> Set tasks:
**A.** In the paragraph below that begins "I commence by deducting", which sums of money does the opinion on the John Mather estate accounting state? List each distinct sum once.
**B.** According to the opinion on the John Mather estate accounting, why is the value of the furniture taken off the £340 before Margaret's share is worked out?

> Source:

-- begin --

The present action of accounting was raised on 12th January 1871, upwards of forty-four years after the death of John Mather, and above 30 years after the marriage of the pursuer. I agree with the Sheriff in considering that mere lapse of time,—mere delay on the part of the pursuer in demanding an accounting—will not relieve the defender from responsibility, or discharge her obligation to give reasonable account and explanation of her conduct and of her intromissions with the estate of John Mather, for she held a fiduciary character, to which responsibility uniformly and permanently attaches. But, on the other hand, I am not prepared to leave out of view, in disposing of this case, the important fact that the defender acted in good faith, and that accounting might have been demanded, and ought to have been demanded, many years ago. This delay, which is not the fault of the defender, on whom no call for accounting had been made, has placed her in a position of disadvantage, and care must be taken that she does not suffer wrong from a delay for which ehelis little, if at all, to blame. With such materials as we have before us, I have done the best I can to ascertain the sum due to the pursuer as the result of this accounting. It is scarcely possible to do so with perfect accuracy; but I think I have been able to reach a result according to the justice of the case.

I think that the defender cannot justly be refused credit for a reasonable allowance for main tenance and upbringing of her husband's young sisters, and that the sum of £5 a-year for each under 10 years old, and £10 a-year for each till the girls became fit for service, say till sixteen years of age, is a fair sum. I now proceed to state the result of the rough calculation which I have made.

I commence by deducting from the sum of £340 the value of the furniture with which, as she was keeping house for the benefit of the family, and as it must have been well used up in forty years, it seems hard to charge her. The amount is £17, 10s., and this leaves to be accounted for, £322, 10s. Margaret's share of this is £80, 12s. 6d. Then she has her share of Catherine's portion, that is, one-third of £80, 12s. 6d., which is £26, 17s. 6d., making Margaret's entire share to be accounted for, £107, 10s.

-- end --

> Data segment:
-- begin --

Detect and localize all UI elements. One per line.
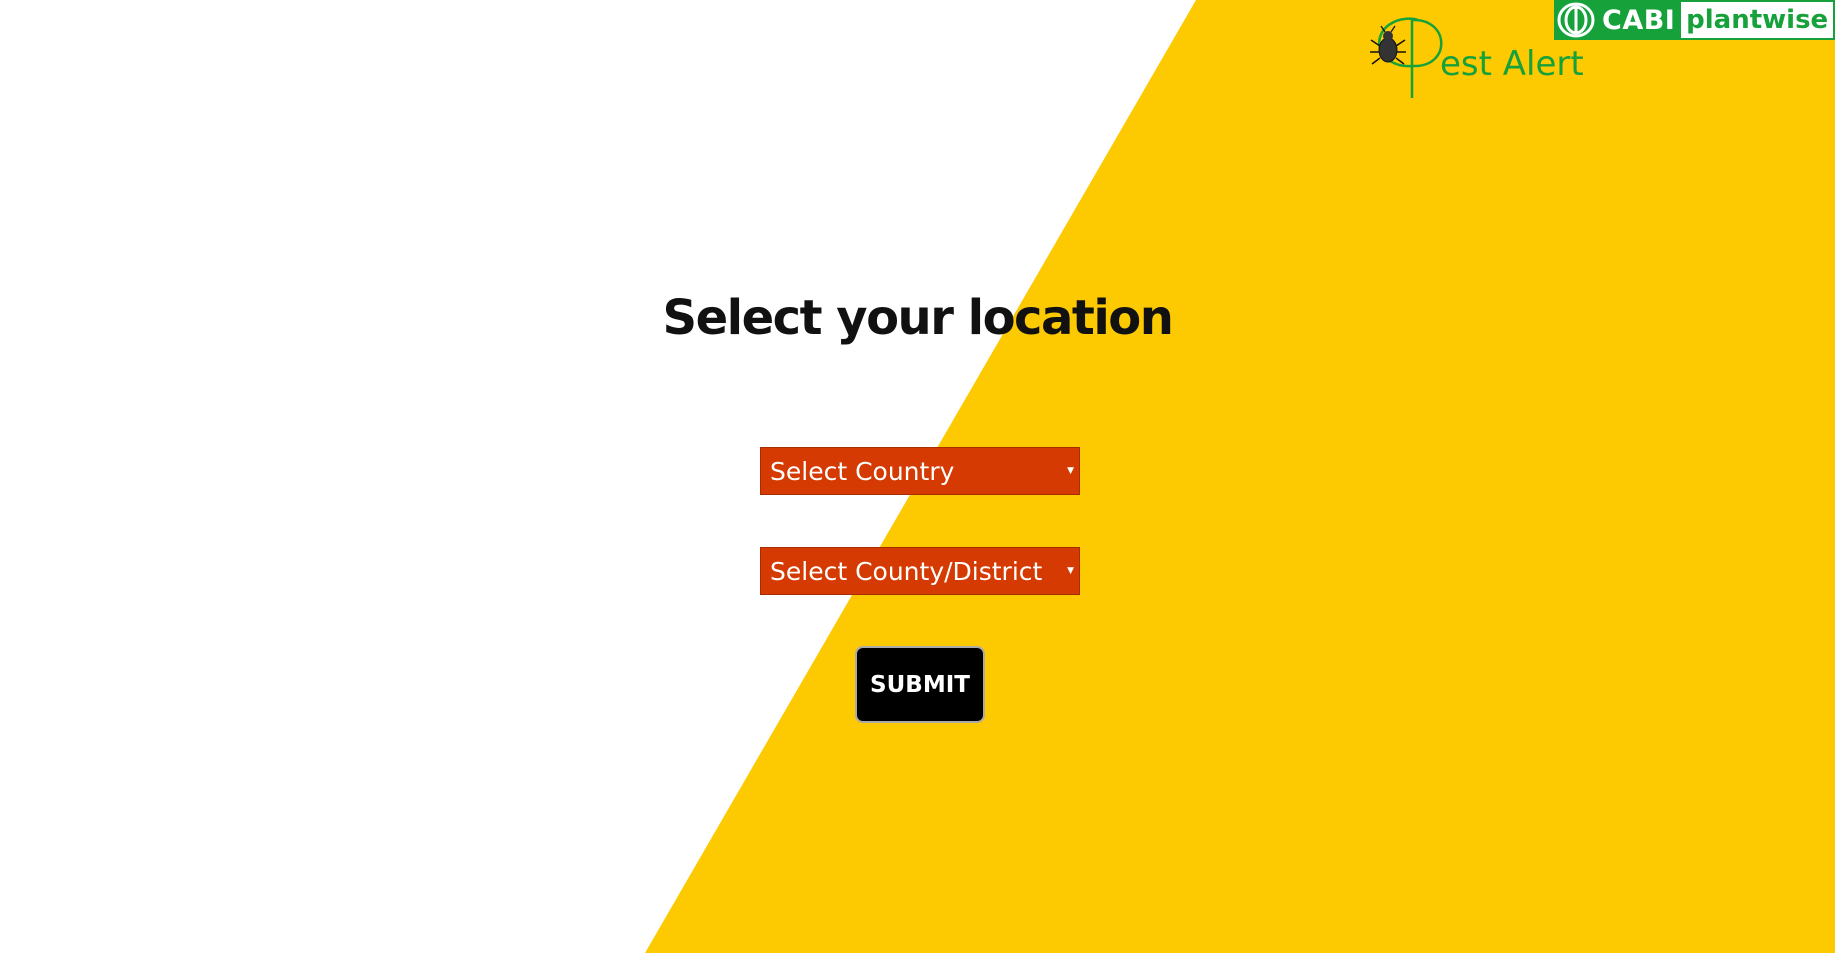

-- end --

> Exercise responses:
**A.**
- £340
- £17, 10s.
- £322, 10s.
- £80, 12s. 6d.
- £26, 17s. 6d.
- £107, 10s.

**B.** The defender was keeping house for the benefit of the family, and the furniture must have been well used up over forty years. Charging her for it therefore seemed hard.